- Task to carry out:
Your task is to print the material below exactly as presented.

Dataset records
:::

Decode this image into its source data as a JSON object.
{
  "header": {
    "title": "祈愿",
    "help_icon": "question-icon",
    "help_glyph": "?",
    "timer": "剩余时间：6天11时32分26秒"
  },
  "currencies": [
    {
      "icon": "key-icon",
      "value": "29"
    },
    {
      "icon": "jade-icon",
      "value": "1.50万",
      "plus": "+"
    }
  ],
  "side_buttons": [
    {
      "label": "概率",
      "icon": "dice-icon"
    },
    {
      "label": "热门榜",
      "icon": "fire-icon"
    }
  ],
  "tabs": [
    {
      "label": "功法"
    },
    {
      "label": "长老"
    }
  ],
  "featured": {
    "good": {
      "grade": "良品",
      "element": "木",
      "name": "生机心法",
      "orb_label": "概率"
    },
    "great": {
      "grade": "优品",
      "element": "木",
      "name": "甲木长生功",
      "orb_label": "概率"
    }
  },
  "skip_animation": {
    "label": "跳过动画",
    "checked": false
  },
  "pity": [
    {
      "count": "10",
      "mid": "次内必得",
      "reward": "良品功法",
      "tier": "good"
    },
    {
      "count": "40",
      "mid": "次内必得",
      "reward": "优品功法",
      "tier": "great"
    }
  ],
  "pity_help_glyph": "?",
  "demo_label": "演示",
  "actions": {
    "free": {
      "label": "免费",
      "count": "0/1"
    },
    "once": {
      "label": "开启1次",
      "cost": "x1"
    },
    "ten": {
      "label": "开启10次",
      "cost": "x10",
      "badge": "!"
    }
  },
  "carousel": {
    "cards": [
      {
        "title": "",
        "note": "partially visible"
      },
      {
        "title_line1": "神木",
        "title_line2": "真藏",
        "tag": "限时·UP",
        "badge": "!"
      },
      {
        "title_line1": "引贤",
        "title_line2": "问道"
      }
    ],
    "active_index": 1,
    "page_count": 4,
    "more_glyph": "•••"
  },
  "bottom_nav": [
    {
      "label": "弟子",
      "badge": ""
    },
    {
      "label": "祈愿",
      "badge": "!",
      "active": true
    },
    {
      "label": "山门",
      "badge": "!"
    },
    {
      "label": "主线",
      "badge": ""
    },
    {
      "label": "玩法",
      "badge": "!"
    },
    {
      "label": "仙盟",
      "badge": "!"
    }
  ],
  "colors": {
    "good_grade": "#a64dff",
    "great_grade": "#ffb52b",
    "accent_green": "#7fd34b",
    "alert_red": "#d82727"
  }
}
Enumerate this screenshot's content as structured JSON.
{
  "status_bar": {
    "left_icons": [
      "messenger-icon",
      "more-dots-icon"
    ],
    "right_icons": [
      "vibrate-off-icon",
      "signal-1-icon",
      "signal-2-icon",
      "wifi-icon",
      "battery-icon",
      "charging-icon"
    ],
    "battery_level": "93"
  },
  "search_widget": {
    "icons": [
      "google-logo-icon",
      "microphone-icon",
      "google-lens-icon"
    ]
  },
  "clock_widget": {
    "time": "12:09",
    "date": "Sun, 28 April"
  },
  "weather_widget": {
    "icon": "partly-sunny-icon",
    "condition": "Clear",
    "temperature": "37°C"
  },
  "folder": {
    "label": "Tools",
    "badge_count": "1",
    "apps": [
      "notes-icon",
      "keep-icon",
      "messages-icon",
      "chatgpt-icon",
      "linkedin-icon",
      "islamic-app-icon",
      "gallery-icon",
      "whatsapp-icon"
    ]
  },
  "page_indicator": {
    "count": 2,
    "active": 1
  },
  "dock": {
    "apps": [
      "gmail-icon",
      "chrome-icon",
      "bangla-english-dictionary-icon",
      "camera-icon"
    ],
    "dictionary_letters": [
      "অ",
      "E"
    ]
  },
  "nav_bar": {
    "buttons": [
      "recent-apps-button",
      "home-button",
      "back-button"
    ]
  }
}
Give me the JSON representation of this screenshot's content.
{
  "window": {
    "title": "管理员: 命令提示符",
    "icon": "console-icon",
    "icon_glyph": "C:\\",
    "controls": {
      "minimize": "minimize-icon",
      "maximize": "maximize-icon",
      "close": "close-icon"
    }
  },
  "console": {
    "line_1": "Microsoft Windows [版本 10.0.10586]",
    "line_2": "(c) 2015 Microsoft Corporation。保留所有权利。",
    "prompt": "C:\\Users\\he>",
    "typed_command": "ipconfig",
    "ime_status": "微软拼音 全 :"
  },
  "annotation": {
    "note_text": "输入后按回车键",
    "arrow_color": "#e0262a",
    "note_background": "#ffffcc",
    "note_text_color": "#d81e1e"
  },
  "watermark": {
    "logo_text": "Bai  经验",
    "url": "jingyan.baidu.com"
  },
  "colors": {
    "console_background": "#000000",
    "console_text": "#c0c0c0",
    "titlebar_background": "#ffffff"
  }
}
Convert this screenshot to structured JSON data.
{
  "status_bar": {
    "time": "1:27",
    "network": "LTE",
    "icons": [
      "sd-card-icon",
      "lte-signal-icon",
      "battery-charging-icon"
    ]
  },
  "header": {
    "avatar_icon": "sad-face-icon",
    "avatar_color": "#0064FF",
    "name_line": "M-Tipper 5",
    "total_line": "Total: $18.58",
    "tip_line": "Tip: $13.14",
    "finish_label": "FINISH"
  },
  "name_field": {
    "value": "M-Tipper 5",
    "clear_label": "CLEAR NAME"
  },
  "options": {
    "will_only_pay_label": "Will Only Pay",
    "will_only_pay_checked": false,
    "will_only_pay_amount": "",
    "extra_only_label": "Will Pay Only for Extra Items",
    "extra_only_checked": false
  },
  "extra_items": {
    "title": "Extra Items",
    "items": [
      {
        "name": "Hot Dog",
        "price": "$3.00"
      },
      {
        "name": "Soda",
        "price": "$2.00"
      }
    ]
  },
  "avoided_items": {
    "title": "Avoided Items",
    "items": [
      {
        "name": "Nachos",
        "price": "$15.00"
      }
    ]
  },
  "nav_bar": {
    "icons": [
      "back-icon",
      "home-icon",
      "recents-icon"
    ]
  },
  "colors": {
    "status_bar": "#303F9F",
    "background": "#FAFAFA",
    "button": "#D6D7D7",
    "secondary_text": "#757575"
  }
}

:::

- Solution to this task:
Decode this image into its source data as a JSON object.
{
  "header": {
    "title": "祈愿",
    "help_icon": "question-icon",
    "help_glyph": "?",
    "timer": "剩余时间：6天11时32分26秒"
  },
  "currencies": [
    {
      "icon": "key-icon",
      "value": "29"
    },
    {
      "icon": "jade-icon",
      "value": "1.50万",
      "plus": "+"
    }
  ],
  "side_buttons": [
    {
      "label": "概率",
      "icon": "dice-icon"
    },
    {
      "label": "热门榜",
      "icon": "fire-icon"
    }
  ],
  "tabs": [
    {
      "label": "功法"
    },
    {
      "label": "长老"
    }
  ],
  "featured": {
    "good": {
      "grade": "良品",
      "element": "木",
      "name": "生机心法",
      "orb_label": "概率"
    },
    "great": {
      "grade": "优品",
      "element": "木",
      "name": "甲木长生功",
      "orb_label": "概率"
    }
  },
  "skip_animation": {
    "label": "跳过动画",
    "checked": false
  },
  "pity": [
    {
      "count": "10",
      "mid": "次内必得",
      "reward": "良品功法",
      "tier": "good"
    },
    {
      "count": "40",
      "mid": "次内必得",
      "reward": "优品功法",
      "tier": "great"
    }
  ],
  "pity_help_glyph": "?",
  "demo_label": "演示",
  "actions": {
    "free": {
      "label": "免费",
      "count": "0/1"
    },
    "once": {
      "label": "开启1次",
      "cost": "x1"
    },
    "ten": {
      "label": "开启10次",
      "cost": "x10",
      "badge": "!"
    }
  },
  "carousel": {
    "cards": [
      {
        "title": "",
        "note": "partially visible"
      },
      {
        "title_line1": "神木",
        "title_line2": "真藏",
        "tag": "限时·UP",
        "badge": "!"
      },
      {
        "title_line1": "引贤",
        "title_line2": "问道"
      }
    ],
    "active_index": 1,
    "page_count": 4,
    "more_glyph": "•••"
  },
  "bottom_nav": [
    {
      "label": "弟子",
      "badge": ""
    },
    {
      "label": "祈愿",
      "badge": "!",
      "active": true
    },
    {
      "label": "山门",
      "badge": "!"
    },
    {
      "label": "主线",
      "badge": ""
    },
    {
      "label": "玩法",
      "badge": "!"
    },
    {
      "label": "仙盟",
      "badge": "!"
    }
  ],
  "colors": {
    "good_grade": "#a64dff",
    "great_grade": "#ffb52b",
    "accent_green": "#7fd34b",
    "alert_red": "#d82727"
  }
}
Enumerate this screenshot's content as structured JSON.
{
  "status_bar": {
    "left_icons": [
      "messenger-icon",
      "more-dots-icon"
    ],
    "right_icons": [
      "vibrate-off-icon",
      "signal-1-icon",
      "signal-2-icon",
      "wifi-icon",
      "battery-icon",
      "charging-icon"
    ],
    "battery_level": "93"
  },
  "search_widget": {
    "icons": [
      "google-logo-icon",
      "microphone-icon",
      "google-lens-icon"
    ]
  },
  "clock_widget": {
    "time": "12:09",
    "date": "Sun, 28 April"
  },
  "weather_widget": {
    "icon": "partly-sunny-icon",
    "condition": "Clear",
    "temperature": "37°C"
  },
  "folder": {
    "label": "Tools",
    "badge_count": "1",
    "apps": [
      "notes-icon",
      "keep-icon",
      "messages-icon",
      "chatgpt-icon",
      "linkedin-icon",
      "islamic-app-icon",
      "gallery-icon",
      "whatsapp-icon"
    ]
  },
  "page_indicator": {
    "count": 2,
    "active": 1
  },
  "dock": {
    "apps": [
      "gmail-icon",
      "chrome-icon",
      "bangla-english-dictionary-icon",
      "camera-icon"
    ],
    "dictionary_letters": [
      "অ",
      "E"
    ]
  },
  "nav_bar": {
    "buttons": [
      "recent-apps-button",
      "home-button",
      "back-button"
    ]
  }
}
Give me the JSON representation of this screenshot's content.
{
  "window": {
    "title": "管理员: 命令提示符",
    "icon": "console-icon",
    "icon_glyph": "C:\\",
    "controls": {
      "minimize": "minimize-icon",
      "maximize": "maximize-icon",
      "close": "close-icon"
    }
  },
  "console": {
    "line_1": "Microsoft Windows [版本 10.0.10586]",
    "line_2": "(c) 2015 Microsoft Corporation。保留所有权利。",
    "prompt": "C:\\Users\\he>",
    "typed_command": "ipconfig",
    "ime_status": "微软拼音 全 :"
  },
  "annotation": {
    "note_text": "输入后按回车键",
    "arrow_color": "#e0262a",
    "note_background": "#ffffcc",
    "note_text_color": "#d81e1e"
  },
  "watermark": {
    "logo_text": "Bai  经验",
    "url": "jingyan.baidu.com"
  },
  "colors": {
    "console_background": "#000000",
    "console_text": "#c0c0c0",
    "titlebar_background": "#ffffff"
  }
}
Convert this screenshot to structured JSON data.
{
  "status_bar": {
    "time": "1:27",
    "network": "LTE",
    "icons": [
      "sd-card-icon",
      "lte-signal-icon",
      "battery-charging-icon"
    ]
  },
  "header": {
    "avatar_icon": "sad-face-icon",
    "avatar_color": "#0064FF",
    "name_line": "M-Tipper 5",
    "total_line": "Total: $18.58",
    "tip_line": "Tip: $13.14",
    "finish_label": "FINISH"
  },
  "name_field": {
    "value": "M-Tipper 5",
    "clear_label": "CLEAR NAME"
  },
  "options": {
    "will_only_pay_label": "Will Only Pay",
    "will_only_pay_checked": false,
    "will_only_pay_amount": "",
    "extra_only_label": "Will Pay Only for Extra Items",
    "extra_only_checked": false
  },
  "extra_items": {
    "title": "Extra Items",
    "items": [
      {
        "name": "Hot Dog",
        "price": "$3.00"
      },
      {
        "name": "Soda",
        "price": "$2.00"
      }
    ]
  },
  "avoided_items": {
    "title": "Avoided Items",
    "items": [
      {
        "name": "Nachos",
        "price": "$15.00"
      }
    ]
  },
  "nav_bar": {
    "icons": [
      "back-icon",
      "home-icon",
      "recents-icon"
    ]
  },
  "colors": {
    "status_bar": "#303F9F",
    "background": "#FAFAFA",
    "button": "#D6D7D7",
    "secondary_text": "#757575"
  }
}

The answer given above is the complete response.